• **DATASET RECORDS**
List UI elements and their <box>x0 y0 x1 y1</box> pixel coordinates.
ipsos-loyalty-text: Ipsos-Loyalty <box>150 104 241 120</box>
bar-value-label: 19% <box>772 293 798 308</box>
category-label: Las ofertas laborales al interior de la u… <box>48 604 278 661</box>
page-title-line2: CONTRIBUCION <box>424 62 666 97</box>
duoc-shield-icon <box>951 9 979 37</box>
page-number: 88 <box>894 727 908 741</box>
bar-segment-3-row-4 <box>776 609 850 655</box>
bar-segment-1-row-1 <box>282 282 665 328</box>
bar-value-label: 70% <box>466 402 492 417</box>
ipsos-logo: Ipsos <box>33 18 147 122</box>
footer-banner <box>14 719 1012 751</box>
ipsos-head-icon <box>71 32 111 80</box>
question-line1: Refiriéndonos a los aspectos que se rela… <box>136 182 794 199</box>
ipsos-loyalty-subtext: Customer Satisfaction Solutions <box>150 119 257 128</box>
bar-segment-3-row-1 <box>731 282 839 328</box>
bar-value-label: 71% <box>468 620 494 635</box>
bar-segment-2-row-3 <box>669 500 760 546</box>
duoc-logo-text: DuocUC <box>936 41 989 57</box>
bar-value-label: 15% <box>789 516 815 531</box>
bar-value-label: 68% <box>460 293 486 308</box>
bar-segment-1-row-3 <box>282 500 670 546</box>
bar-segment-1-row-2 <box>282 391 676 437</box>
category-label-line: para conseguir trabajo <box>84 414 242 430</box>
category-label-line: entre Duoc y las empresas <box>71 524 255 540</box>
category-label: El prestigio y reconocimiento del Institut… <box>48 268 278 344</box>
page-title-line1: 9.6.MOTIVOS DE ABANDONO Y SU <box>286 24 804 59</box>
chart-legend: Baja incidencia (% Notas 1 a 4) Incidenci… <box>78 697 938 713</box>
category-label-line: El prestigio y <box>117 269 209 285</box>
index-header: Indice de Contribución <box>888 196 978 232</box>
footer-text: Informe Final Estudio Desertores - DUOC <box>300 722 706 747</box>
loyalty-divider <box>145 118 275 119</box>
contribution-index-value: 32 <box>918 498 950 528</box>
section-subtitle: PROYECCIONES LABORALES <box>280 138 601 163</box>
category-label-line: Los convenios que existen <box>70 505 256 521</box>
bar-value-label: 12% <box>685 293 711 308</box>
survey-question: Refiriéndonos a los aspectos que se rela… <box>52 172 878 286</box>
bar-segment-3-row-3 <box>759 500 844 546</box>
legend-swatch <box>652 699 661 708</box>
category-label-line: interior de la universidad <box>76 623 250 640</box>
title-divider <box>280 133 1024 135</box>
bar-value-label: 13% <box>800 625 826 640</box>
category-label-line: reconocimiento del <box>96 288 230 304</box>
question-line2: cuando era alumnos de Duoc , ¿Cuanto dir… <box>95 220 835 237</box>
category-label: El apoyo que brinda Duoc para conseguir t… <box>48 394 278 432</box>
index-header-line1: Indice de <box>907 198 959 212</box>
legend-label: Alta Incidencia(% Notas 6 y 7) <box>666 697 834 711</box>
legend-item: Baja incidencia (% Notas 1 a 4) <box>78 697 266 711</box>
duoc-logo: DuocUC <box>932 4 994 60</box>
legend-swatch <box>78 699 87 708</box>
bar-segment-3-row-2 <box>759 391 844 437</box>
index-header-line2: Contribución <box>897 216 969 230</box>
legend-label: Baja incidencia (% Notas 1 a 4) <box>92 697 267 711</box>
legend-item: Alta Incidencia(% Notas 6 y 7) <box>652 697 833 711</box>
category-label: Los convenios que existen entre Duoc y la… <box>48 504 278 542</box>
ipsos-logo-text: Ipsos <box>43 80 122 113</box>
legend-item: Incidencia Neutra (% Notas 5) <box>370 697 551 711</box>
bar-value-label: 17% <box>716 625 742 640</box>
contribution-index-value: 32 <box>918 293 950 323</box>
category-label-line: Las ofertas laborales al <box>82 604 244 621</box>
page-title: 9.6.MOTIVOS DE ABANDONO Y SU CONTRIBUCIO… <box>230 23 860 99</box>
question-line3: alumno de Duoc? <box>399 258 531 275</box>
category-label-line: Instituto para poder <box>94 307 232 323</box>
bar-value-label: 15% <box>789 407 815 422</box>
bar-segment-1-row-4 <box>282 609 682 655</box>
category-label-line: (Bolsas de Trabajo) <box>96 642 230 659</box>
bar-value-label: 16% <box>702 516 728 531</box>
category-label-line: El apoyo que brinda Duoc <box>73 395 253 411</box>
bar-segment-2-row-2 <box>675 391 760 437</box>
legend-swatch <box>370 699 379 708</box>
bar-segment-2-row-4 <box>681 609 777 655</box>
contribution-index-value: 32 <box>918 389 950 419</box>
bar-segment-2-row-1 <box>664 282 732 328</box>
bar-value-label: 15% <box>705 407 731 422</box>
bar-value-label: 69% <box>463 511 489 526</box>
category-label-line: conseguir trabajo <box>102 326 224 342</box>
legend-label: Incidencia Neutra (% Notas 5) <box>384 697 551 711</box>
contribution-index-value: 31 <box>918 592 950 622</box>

• **THE PROBLEM**
Rewrite the records above as a numbered list with one line per item, dropping any blank lines.

• **COMPLETE RESPONSE**
1. List UI elements and their <box>x0 y0 x1 y1</box> pixel coordinates.
2. ipsos-loyalty-text: Ipsos-Loyalty <box>150 104 241 120</box>
3. bar-value-label: 19% <box>772 293 798 308</box>
4. category-label: Las ofertas laborales al interior de la u… <box>48 604 278 661</box>
5. page-title-line2: CONTRIBUCION <box>424 62 666 97</box>
6. duoc-shield-icon <box>951 9 979 37</box>
7. page-number: 88 <box>894 727 908 741</box>
8. bar-segment-3-row-4 <box>776 609 850 655</box>
9. bar-segment-1-row-1 <box>282 282 665 328</box>
10. bar-value-label: 70% <box>466 402 492 417</box>
11. ipsos-logo: Ipsos <box>33 18 147 122</box>
12. footer-banner <box>14 719 1012 751</box>
13. ipsos-head-icon <box>71 32 111 80</box>
14. question-line1: Refiriéndonos a los aspectos que se rela… <box>136 182 794 199</box>
15. ipsos-loyalty-subtext: Customer Satisfaction Solutions <box>150 119 257 128</box>
16. bar-segment-3-row-1 <box>731 282 839 328</box>
17. bar-value-label: 71% <box>468 620 494 635</box>
18. bar-segment-2-row-3 <box>669 500 760 546</box>
19. duoc-logo-text: DuocUC <box>936 41 989 57</box>
20. bar-value-label: 15% <box>789 516 815 531</box>
21. bar-value-label: 68% <box>460 293 486 308</box>
22. bar-segment-1-row-3 <box>282 500 670 546</box>
23. bar-segment-1-row-2 <box>282 391 676 437</box>
24. category-label-line: para conseguir trabajo <box>84 414 242 430</box>
25. category-label-line: entre Duoc y las empresas <box>71 524 255 540</box>
26. category-label: El prestigio y reconocimiento del Institut… <box>48 268 278 344</box>
27. page-title-line1: 9.6.MOTIVOS DE ABANDONO Y SU <box>286 24 804 59</box>
28. chart-legend: Baja incidencia (% Notas 1 a 4) Incidenci… <box>78 697 938 713</box>
29. category-label-line: El prestigio y <box>117 269 209 285</box>
30. index-header: Indice de Contribución <box>888 196 978 232</box>
31. footer-text: Informe Final Estudio Desertores - DUOC <box>300 722 706 747</box>
32. loyalty-divider <box>145 118 275 119</box>
33. contribution-index-value: 32 <box>918 498 950 528</box>
34. section-subtitle: PROYECCIONES LABORALES <box>280 138 601 163</box>
35. category-label-line: Los convenios que existen <box>70 505 256 521</box>
36. bar-value-label: 12% <box>685 293 711 308</box>
37. survey-question: Refiriéndonos a los aspectos que se rela… <box>52 172 878 286</box>
38. bar-segment-3-row-3 <box>759 500 844 546</box>
39. legend-swatch <box>652 699 661 708</box>
40. category-label-line: interior de la universidad <box>76 623 250 640</box>
41. title-divider <box>280 133 1024 135</box>
42. bar-value-label: 13% <box>800 625 826 640</box>
43. category-label-line: reconocimiento del <box>96 288 230 304</box>
44. question-line2: cuando era alumnos de Duoc , ¿Cuanto dir… <box>95 220 835 237</box>
45. category-label: El apoyo que brinda Duoc para conseguir t… <box>48 394 278 432</box>
46. index-header-line1: Indice de <box>907 198 959 212</box>
47. legend-label: Alta Incidencia(% Notas 6 y 7) <box>666 697 834 711</box>
48. legend-item: Baja incidencia (% Notas 1 a 4) <box>78 697 266 711</box>
49. duoc-logo: DuocUC <box>932 4 994 60</box>
50. legend-swatch <box>78 699 87 708</box>
51. bar-segment-3-row-2 <box>759 391 844 437</box>
52. index-header-line2: Contribución <box>897 216 969 230</box>
53. legend-label: Baja incidencia (% Notas 1 a 4) <box>92 697 267 711</box>
54. legend-item: Alta Incidencia(% Notas 6 y 7) <box>652 697 833 711</box>
55. category-label: Los convenios que existen entre Duoc y la… <box>48 504 278 542</box>
56. ipsos-logo-text: Ipsos <box>43 80 122 113</box>
57. legend-item: Incidencia Neutra (% Notas 5) <box>370 697 551 711</box>
58. bar-value-label: 17% <box>716 625 742 640</box>
59. contribution-index-value: 32 <box>918 293 950 323</box>
60. category-label-line: Las ofertas laborales al <box>82 604 244 621</box>
61. page-title: 9.6.MOTIVOS DE ABANDONO Y SU CONTRIBUCIO… <box>230 23 860 99</box>
62. question-line3: alumno de Duoc? <box>399 258 531 275</box>
63. category-label-line: Instituto para poder <box>94 307 232 323</box>
64. bar-value-label: 15% <box>789 407 815 422</box>
65. bar-segment-1-row-4 <box>282 609 682 655</box>
66. category-label-line: (Bolsas de Trabajo) <box>96 642 230 659</box>
67. bar-value-label: 16% <box>702 516 728 531</box>
68. category-label-line: El apoyo que brinda Duoc <box>73 395 253 411</box>
69. bar-segment-2-row-2 <box>675 391 760 437</box>
70. legend-swatch <box>370 699 379 708</box>
71. bar-segment-2-row-4 <box>681 609 777 655</box>
72. contribution-index-value: 32 <box>918 389 950 419</box>
73. bar-segment-2-row-1 <box>664 282 732 328</box>
74. bar-value-label: 15% <box>705 407 731 422</box>
75. bar-value-label: 69% <box>463 511 489 526</box>
76. category-label-line: conseguir trabajo <box>102 326 224 342</box>
77. legend-label: Incidencia Neutra (% Notas 5) <box>384 697 551 711</box>
78. contribution-index-value: 31 <box>918 592 950 622</box>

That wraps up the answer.